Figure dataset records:
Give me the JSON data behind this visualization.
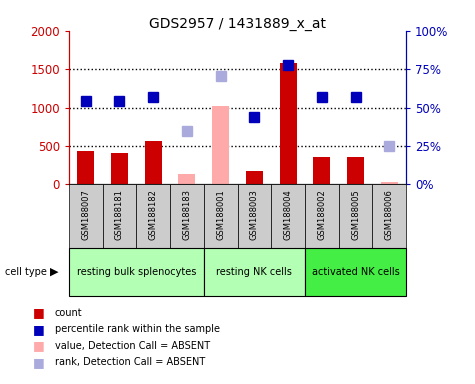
{
  "title": "GDS2957 / 1431889_x_at",
  "samples": [
    "GSM188007",
    "GSM188181",
    "GSM188182",
    "GSM188183",
    "GSM188001",
    "GSM188003",
    "GSM188004",
    "GSM188002",
    "GSM188005",
    "GSM188006"
  ],
  "count_values": [
    430,
    410,
    570,
    null,
    null,
    175,
    1580,
    350,
    350,
    null
  ],
  "count_absent_values": [
    null,
    null,
    null,
    130,
    1020,
    null,
    null,
    null,
    null,
    30
  ],
  "percentile_values": [
    1090,
    1085,
    1140,
    null,
    null,
    875,
    1560,
    1140,
    1140,
    null
  ],
  "percentile_absent_values": [
    null,
    null,
    null,
    700,
    1410,
    null,
    null,
    null,
    null,
    505
  ],
  "cell_types": [
    {
      "label": "resting bulk splenocytes",
      "start": 0,
      "end": 4,
      "color": "#b3ffb3"
    },
    {
      "label": "resting NK cells",
      "start": 4,
      "end": 7,
      "color": "#b3ffb3"
    },
    {
      "label": "activated NK cells",
      "start": 7,
      "end": 10,
      "color": "#44ee44"
    }
  ],
  "ylim_left": [
    0,
    2000
  ],
  "ylim_right": [
    0,
    100
  ],
  "yticks_left": [
    0,
    500,
    1000,
    1500,
    2000
  ],
  "yticks_right": [
    0,
    25,
    50,
    75,
    100
  ],
  "ytick_labels_left": [
    "0",
    "500",
    "1000",
    "1500",
    "2000"
  ],
  "ytick_labels_right": [
    "0%",
    "25%",
    "50%",
    "75%",
    "100%"
  ],
  "color_red": "#cc0000",
  "color_pink": "#ffaaaa",
  "color_blue": "#0000bb",
  "color_lightblue": "#aaaadd",
  "bar_width": 0.5,
  "marker_size": 7,
  "dotted_line_color": "#000000",
  "bg_color": "#d8d8d8",
  "sample_box_color": "#cccccc"
}
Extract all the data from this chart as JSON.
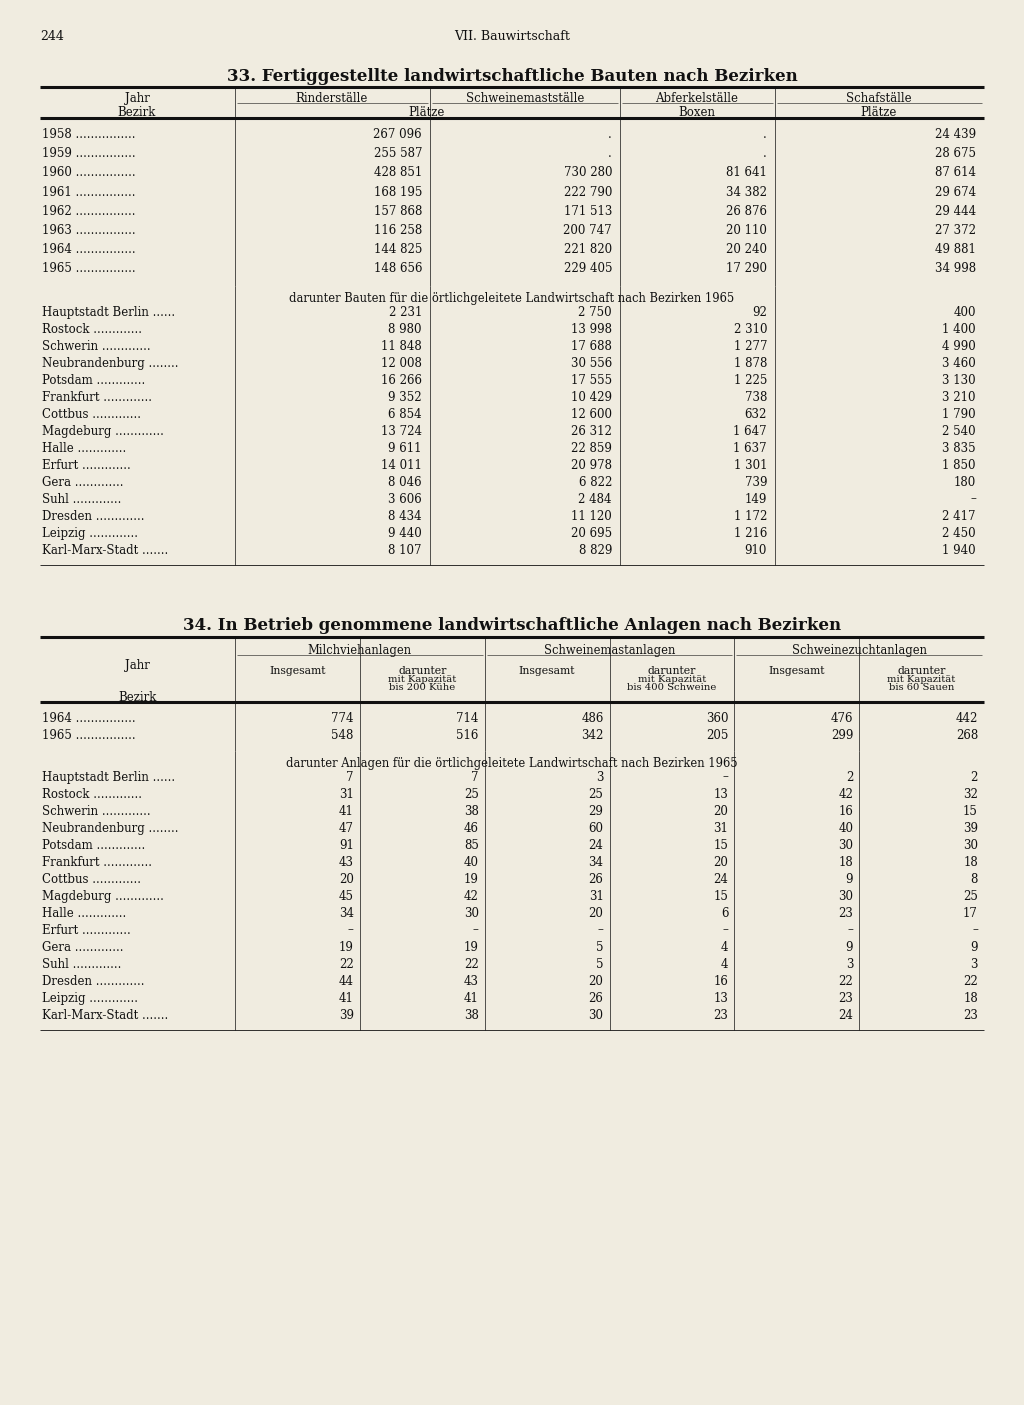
{
  "page_number": "244",
  "page_header": "VII. Bauwirtschaft",
  "bg_color": "#f0ece0",
  "table1_title": "33. Fertiggestellte landwirtschaftliche Bauten nach Bezirken",
  "table1_years": [
    "1958",
    "1959",
    "1960",
    "1961",
    "1962",
    "1963",
    "1964",
    "1965"
  ],
  "table1_year_data": [
    [
      "267 096",
      ".",
      ".",
      "24 439"
    ],
    [
      "255 587",
      ".",
      ".",
      "28 675"
    ],
    [
      "428 851",
      "730 280",
      "81 641",
      "87 614"
    ],
    [
      "168 195",
      "222 790",
      "34 382",
      "29 674"
    ],
    [
      "157 868",
      "171 513",
      "26 876",
      "29 444"
    ],
    [
      "116 258",
      "200 747",
      "20 110",
      "27 372"
    ],
    [
      "144 825",
      "221 820",
      "20 240",
      "49 881"
    ],
    [
      "148 656",
      "229 405",
      "17 290",
      "34 998"
    ]
  ],
  "table1_subtitle": "darunter Bauten für die örtlichgeleitete Landwirtschaft nach Bezirken 1965",
  "table1_regions": [
    "Hauptstadt Berlin ......",
    "Rostock .............",
    "Schwerin .............",
    "Neubrandenburg ........",
    "Potsdam .............",
    "Frankfurt .............",
    "Cottbus .............",
    "Magdeburg .............",
    "Halle .............",
    "Erfurt .............",
    "Gera .............",
    "Suhl .............",
    "Dresden .............",
    "Leipzig .............",
    "Karl-Marx-Stadt ......."
  ],
  "table1_region_data": [
    [
      "2 231",
      "2 750",
      "92",
      "400"
    ],
    [
      "8 980",
      "13 998",
      "2 310",
      "1 400"
    ],
    [
      "11 848",
      "17 688",
      "1 277",
      "4 990"
    ],
    [
      "12 008",
      "30 556",
      "1 878",
      "3 460"
    ],
    [
      "16 266",
      "17 555",
      "1 225",
      "3 130"
    ],
    [
      "9 352",
      "10 429",
      "738",
      "3 210"
    ],
    [
      "6 854",
      "12 600",
      "632",
      "1 790"
    ],
    [
      "13 724",
      "26 312",
      "1 647",
      "2 540"
    ],
    [
      "9 611",
      "22 859",
      "1 637",
      "3 835"
    ],
    [
      "14 011",
      "20 978",
      "1 301",
      "1 850"
    ],
    [
      "8 046",
      "6 822",
      "739",
      "180"
    ],
    [
      "3 606",
      "2 484",
      "149",
      "–"
    ],
    [
      "8 434",
      "11 120",
      "1 172",
      "2 417"
    ],
    [
      "9 440",
      "20 695",
      "1 216",
      "2 450"
    ],
    [
      "8 107",
      "8 829",
      "910",
      "1 940"
    ]
  ],
  "table2_title": "34. In Betrieb genommene landwirtschaftliche Anlagen nach Bezirken",
  "table2_col_groups": [
    "Milchviehanlagen",
    "Schweinemastanlagen",
    "Schweinezuchtanlagen"
  ],
  "table2_col_sub": [
    "Insgesamt",
    "darunter\nmit Kapazität\nbis 200 Kühe",
    "Insgesamt",
    "darunter\nmit Kapazität\nbis 400 Schweine",
    "Insgesamt",
    "darunter\nmit Kapazität\nbis 60 Sauen"
  ],
  "table2_years": [
    "1964",
    "1965"
  ],
  "table2_year_data": [
    [
      "774",
      "714",
      "486",
      "360",
      "476",
      "442"
    ],
    [
      "548",
      "516",
      "342",
      "205",
      "299",
      "268"
    ]
  ],
  "table2_subtitle": "darunter Anlagen für die örtlichgeleitete Landwirtschaft nach Bezirken 1965",
  "table2_regions": [
    "Hauptstadt Berlin ......",
    "Rostock .............",
    "Schwerin .............",
    "Neubrandenburg ........",
    "Potsdam .............",
    "Frankfurt .............",
    "Cottbus .............",
    "Magdeburg .............",
    "Halle .............",
    "Erfurt .............",
    "Gera .............",
    "Suhl .............",
    "Dresden .............",
    "Leipzig .............",
    "Karl-Marx-Stadt ......."
  ],
  "table2_region_data": [
    [
      "7",
      "7",
      "3",
      "–",
      "2",
      "2"
    ],
    [
      "31",
      "25",
      "25",
      "13",
      "42",
      "32"
    ],
    [
      "41",
      "38",
      "29",
      "20",
      "16",
      "15"
    ],
    [
      "47",
      "46",
      "60",
      "31",
      "40",
      "39"
    ],
    [
      "91",
      "85",
      "24",
      "15",
      "30",
      "30"
    ],
    [
      "43",
      "40",
      "34",
      "20",
      "18",
      "18"
    ],
    [
      "20",
      "19",
      "26",
      "24",
      "9",
      "8"
    ],
    [
      "45",
      "42",
      "31",
      "15",
      "30",
      "25"
    ],
    [
      "34",
      "30",
      "20",
      "6",
      "23",
      "17"
    ],
    [
      "–",
      "–",
      "–",
      "–",
      "–",
      "–"
    ],
    [
      "19",
      "19",
      "5",
      "4",
      "9",
      "9"
    ],
    [
      "22",
      "22",
      "5",
      "4",
      "3",
      "3"
    ],
    [
      "44",
      "43",
      "20",
      "16",
      "22",
      "22"
    ],
    [
      "41",
      "41",
      "26",
      "13",
      "23",
      "18"
    ],
    [
      "39",
      "38",
      "30",
      "23",
      "24",
      "23"
    ]
  ]
}
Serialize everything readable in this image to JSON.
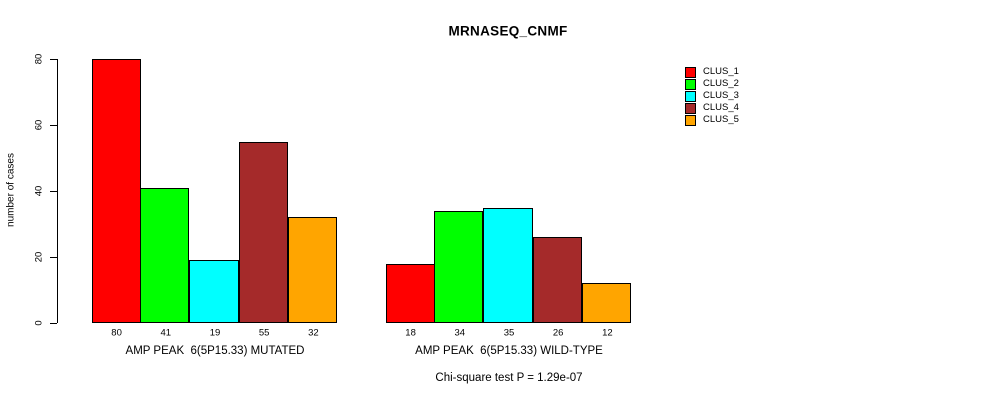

◆ TASK PROMPT
Where the word "Kapazität" appears in a line of the data above, tally that line; then give the total and nothing more.

◆ RESULT FOR THIS TASK
3